Selected extract:

# Date With Wade



## nickrock23 (Mar 28, 2004)

you guys are headed into dangerous waters. Heat are gonna sweep yall


----------



## indiana_07_pacers (Apr 16, 2004)

ok the pacers are gonna get swept by dwyane wade and the heat. seems reasonable


----------



## -33- (Aug 6, 2002)

we got some funny heat fans.....i think we might surprise you.....


----------



## PacersguyUSA (Sep 1, 2002)

Let him be dillusional.

Wade _was_ my favorite player in the 2003 draft though.


----------



## reHEATed (Jun 29, 2003)

of course we aint gonna sweep you, and we are most likely not goin to be beat u, but we will defintly make it tough for you because weve played u close in our last couple of games.(considering we both make it off course)


----------



## -33- (Aug 6, 2002)

You won't sweep us and we won't sweep you obviously...

...but alot of people think you'll destroy us....I think we'll surprise alot of you


----------



## PacersguyUSA (Sep 1, 2002)

My guess in Pacers in 6.


----------



## lastlaugh (Oct 30, 2003)

Don't over look this Heat team. I could see them putting up a huge fight and we all know upsets happen in basketball.

If it happens it should be a great series.


----------



## PacersguyUSA (Sep 1, 2002)

We matchup too well against them. Their frontcourt has nothing on us. I don't think I'd care which team won that much though since the Heat are my second favorite.

To-do list:
(1) Answer these about the Heat and Pacers forum thread, one per line:
(a) Which player did PacersguyUSA call his favorite in the 2003 draft?
(b) How many games does PacersguyUSA guess the Pacers will need?
(c) Which team does PacersguyUSA name as his second favorite?
(2) Can you reproduce the Heat and Pacers forum thread word for word from "## indiana_07_pacers (Apr" to "might surprise you....."?

Provided data:
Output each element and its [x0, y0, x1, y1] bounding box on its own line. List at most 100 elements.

Response list:
(1)
(a) Wade
(b) 6
(c) The Heat

(2)
## indiana_07_pacers (Apr 16, 2004)

ok the pacers are gonna get swept by dwyane wade and the heat. seems reasonable


----------



## -33- (Aug 6, 2002)

we got some funny heat fans.....i think we might surprise you.....